Raw records:
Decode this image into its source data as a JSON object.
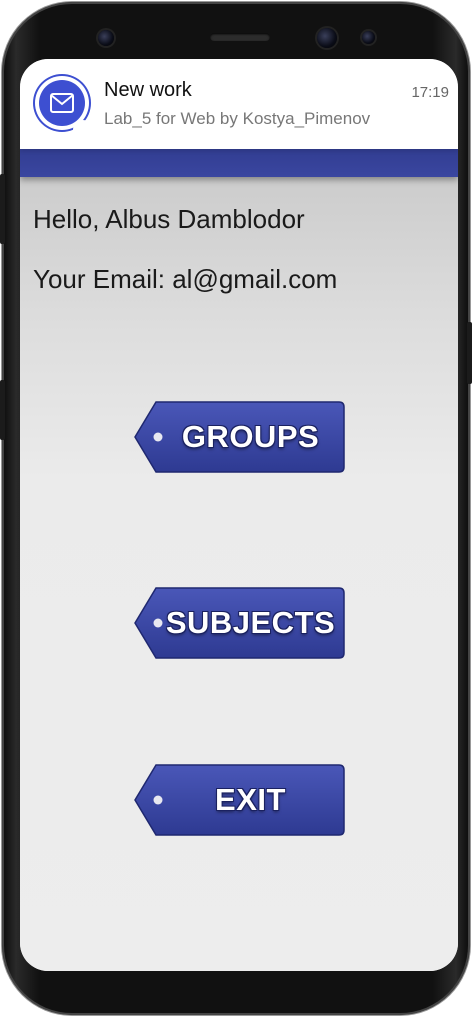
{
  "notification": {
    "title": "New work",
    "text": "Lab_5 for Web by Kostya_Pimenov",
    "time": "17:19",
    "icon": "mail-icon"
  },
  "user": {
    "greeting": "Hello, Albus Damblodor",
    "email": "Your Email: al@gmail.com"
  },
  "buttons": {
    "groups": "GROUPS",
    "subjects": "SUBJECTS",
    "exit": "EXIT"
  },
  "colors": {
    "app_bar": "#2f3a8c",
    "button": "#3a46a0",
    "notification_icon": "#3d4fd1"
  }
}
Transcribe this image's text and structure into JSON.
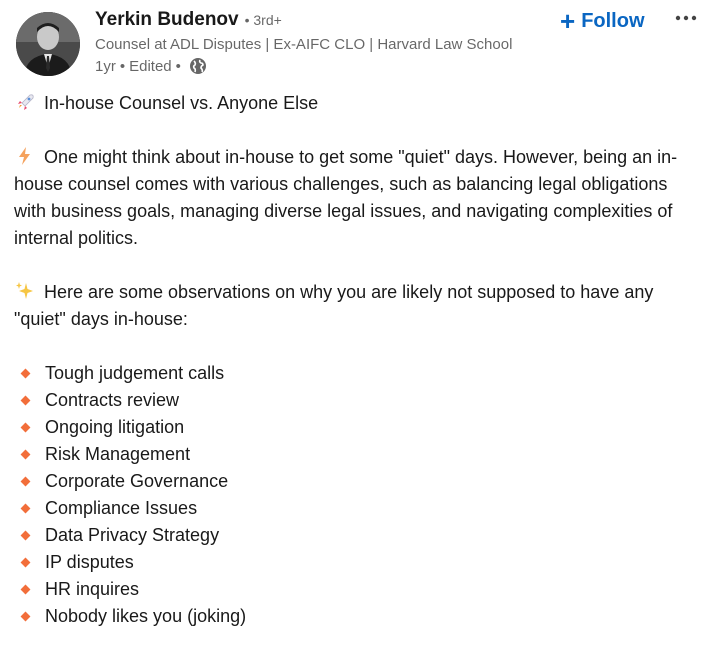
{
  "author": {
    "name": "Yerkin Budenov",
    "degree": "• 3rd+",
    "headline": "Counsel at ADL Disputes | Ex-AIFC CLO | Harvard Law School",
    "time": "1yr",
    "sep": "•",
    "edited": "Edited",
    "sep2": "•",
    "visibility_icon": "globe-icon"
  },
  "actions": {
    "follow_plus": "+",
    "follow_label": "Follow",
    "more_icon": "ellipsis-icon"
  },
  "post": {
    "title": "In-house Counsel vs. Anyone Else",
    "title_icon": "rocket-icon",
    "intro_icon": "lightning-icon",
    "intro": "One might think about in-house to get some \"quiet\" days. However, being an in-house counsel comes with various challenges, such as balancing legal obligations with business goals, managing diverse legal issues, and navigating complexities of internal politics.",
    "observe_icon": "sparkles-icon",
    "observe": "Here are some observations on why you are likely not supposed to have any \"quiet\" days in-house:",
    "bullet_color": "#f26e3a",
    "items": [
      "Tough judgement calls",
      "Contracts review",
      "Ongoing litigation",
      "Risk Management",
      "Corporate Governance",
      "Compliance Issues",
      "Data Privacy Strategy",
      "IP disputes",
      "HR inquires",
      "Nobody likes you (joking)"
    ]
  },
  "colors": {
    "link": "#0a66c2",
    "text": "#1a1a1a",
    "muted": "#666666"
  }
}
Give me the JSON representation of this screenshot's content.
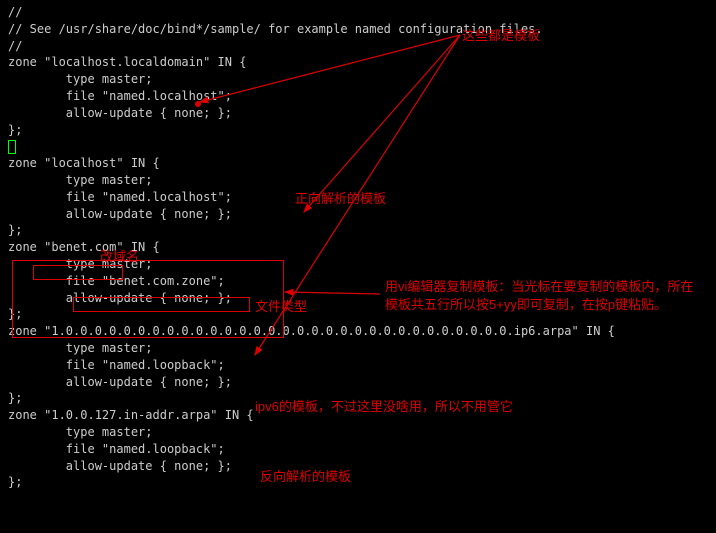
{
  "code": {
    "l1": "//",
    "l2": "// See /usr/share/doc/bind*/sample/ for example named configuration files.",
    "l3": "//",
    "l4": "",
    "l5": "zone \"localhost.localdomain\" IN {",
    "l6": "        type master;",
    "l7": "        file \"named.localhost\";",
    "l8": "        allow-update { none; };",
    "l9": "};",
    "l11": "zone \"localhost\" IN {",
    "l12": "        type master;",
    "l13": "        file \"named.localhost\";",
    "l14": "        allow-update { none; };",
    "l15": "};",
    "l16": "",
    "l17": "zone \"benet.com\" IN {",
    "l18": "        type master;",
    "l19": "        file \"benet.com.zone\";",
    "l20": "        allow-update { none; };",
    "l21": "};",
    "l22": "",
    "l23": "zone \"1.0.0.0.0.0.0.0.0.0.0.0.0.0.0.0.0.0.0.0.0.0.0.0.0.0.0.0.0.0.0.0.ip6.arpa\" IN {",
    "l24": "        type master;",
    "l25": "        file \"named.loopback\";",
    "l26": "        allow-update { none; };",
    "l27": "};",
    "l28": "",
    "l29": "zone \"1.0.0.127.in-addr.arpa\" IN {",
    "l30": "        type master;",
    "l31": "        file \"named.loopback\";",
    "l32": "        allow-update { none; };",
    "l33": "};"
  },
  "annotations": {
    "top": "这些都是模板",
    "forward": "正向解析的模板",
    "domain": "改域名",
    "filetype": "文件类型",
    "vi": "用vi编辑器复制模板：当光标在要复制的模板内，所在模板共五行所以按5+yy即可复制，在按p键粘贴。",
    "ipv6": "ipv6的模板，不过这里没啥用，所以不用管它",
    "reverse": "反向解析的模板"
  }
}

* * *

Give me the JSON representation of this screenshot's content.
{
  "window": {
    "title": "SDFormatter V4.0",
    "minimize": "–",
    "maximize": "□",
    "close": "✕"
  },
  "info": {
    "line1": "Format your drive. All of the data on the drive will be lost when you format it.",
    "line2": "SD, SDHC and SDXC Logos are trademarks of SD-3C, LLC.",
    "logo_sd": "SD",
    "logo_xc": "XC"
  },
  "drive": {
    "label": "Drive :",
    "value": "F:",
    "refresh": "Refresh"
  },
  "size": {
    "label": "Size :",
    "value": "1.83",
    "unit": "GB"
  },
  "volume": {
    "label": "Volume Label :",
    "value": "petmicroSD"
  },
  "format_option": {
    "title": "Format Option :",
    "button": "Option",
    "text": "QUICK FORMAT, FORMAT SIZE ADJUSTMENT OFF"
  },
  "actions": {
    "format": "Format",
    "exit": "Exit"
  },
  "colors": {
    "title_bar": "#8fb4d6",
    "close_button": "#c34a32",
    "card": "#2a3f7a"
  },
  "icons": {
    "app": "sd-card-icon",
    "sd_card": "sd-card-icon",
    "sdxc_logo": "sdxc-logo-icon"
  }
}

--

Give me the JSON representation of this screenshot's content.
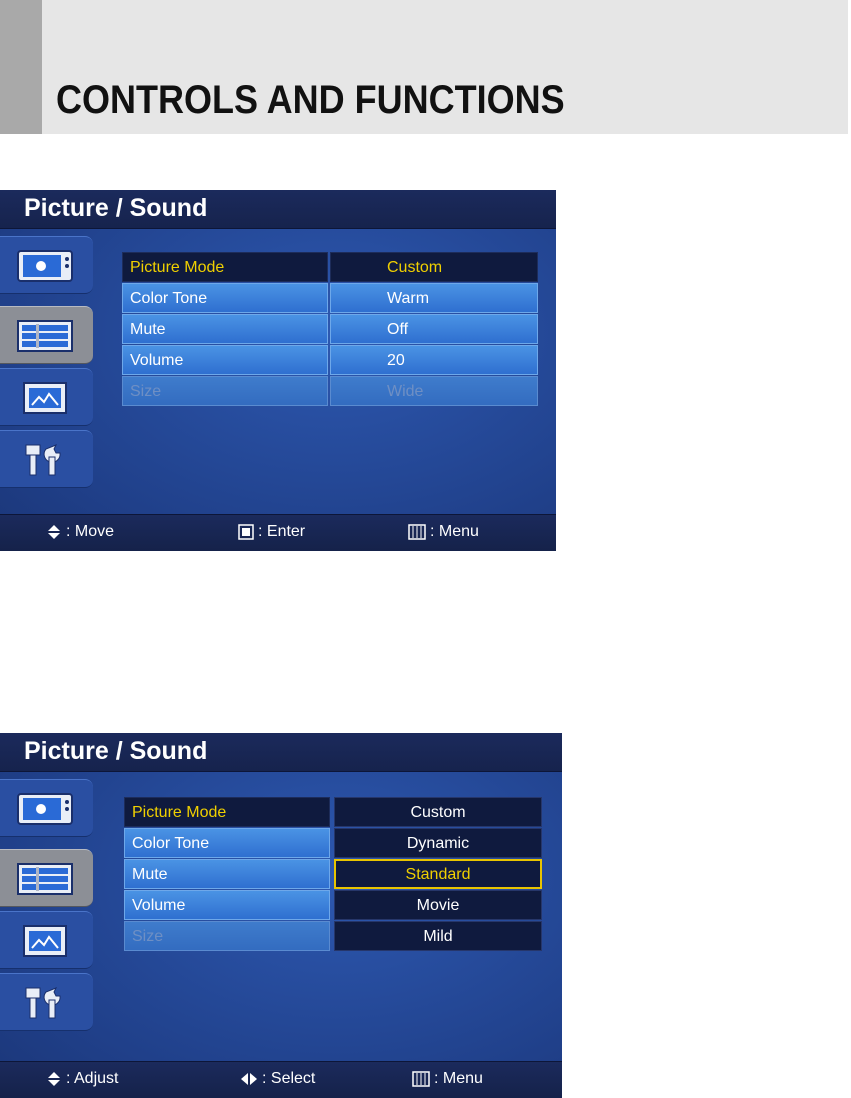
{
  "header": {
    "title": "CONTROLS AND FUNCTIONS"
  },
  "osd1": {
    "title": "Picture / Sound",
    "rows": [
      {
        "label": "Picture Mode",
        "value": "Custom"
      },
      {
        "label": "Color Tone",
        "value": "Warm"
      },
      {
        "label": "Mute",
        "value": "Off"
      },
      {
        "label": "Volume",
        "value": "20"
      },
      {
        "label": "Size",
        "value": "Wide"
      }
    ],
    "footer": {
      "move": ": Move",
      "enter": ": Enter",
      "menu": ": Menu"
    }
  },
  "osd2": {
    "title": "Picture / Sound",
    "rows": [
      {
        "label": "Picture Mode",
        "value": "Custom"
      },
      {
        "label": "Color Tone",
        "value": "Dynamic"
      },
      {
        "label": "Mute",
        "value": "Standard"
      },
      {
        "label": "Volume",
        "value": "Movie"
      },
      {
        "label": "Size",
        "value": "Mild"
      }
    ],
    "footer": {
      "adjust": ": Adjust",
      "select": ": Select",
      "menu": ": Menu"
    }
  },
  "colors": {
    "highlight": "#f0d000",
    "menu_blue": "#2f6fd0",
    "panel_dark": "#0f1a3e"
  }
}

What the task requires:
Go over the data above and copy every line that has the word "image" in it.

Output for this exercise:
Decode this image into its source data as a JSON object.
Transcribe this image's text and structure into JSON.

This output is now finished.